*PROMPT*
Pull every line that holds the word "avatar" from the entries.

*DATASET ROWS*
┌──

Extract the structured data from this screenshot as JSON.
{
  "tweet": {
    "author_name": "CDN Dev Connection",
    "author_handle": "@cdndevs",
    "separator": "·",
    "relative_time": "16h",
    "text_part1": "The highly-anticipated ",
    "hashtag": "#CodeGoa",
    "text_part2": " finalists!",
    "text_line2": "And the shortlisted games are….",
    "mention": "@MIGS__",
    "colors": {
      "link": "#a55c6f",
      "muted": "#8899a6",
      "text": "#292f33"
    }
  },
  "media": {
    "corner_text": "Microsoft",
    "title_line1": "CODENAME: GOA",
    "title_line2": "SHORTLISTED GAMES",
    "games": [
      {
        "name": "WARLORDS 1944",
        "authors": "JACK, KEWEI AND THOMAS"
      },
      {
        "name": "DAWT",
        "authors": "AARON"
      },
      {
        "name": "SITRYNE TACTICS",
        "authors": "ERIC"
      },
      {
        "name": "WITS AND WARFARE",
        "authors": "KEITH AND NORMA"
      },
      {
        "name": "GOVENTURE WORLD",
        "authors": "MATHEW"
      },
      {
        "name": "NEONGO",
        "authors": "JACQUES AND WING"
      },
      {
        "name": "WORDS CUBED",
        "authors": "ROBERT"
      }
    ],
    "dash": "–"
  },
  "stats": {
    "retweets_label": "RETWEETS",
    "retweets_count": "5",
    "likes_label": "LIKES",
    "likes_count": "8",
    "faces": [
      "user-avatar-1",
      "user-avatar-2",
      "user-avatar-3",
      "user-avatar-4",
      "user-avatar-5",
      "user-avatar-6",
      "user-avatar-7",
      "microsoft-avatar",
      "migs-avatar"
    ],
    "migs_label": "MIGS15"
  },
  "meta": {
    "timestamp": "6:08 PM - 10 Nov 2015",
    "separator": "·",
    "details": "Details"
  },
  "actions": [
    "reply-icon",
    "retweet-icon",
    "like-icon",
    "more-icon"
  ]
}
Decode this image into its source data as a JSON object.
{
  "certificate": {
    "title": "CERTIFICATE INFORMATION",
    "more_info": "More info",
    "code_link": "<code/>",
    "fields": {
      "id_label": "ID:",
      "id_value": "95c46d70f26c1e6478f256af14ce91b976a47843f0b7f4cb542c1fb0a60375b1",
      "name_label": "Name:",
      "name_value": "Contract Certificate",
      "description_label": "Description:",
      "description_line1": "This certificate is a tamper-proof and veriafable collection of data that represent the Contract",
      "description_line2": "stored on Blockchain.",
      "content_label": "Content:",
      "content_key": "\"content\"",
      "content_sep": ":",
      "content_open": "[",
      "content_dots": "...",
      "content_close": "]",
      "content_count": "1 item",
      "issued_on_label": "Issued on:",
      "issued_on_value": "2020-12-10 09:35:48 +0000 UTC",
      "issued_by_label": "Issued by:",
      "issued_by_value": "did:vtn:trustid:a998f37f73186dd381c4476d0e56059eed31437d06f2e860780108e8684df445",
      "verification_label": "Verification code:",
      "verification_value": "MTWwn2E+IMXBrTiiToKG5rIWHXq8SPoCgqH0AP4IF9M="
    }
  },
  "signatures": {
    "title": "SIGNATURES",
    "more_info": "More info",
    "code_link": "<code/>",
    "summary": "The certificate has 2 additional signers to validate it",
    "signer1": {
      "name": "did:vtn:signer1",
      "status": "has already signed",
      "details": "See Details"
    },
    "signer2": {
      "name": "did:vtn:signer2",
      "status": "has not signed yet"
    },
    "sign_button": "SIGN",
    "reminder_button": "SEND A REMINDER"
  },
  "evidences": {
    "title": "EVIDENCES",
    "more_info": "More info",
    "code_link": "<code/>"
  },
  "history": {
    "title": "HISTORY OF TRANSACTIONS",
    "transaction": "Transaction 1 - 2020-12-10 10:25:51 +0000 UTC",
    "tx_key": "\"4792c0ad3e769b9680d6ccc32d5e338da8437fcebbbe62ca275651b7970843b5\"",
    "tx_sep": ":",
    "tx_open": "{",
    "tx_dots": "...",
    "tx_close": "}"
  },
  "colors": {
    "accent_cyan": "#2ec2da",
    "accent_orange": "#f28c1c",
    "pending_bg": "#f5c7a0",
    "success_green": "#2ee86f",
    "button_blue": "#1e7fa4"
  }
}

└──

*IN RESPONSE*
      "user-avatar-1",
      "user-avatar-2",
      "user-avatar-3",
      "user-avatar-4",
      "user-avatar-5",
      "user-avatar-6",
      "user-avatar-7",
      "microsoft-avatar",
      "migs-avatar"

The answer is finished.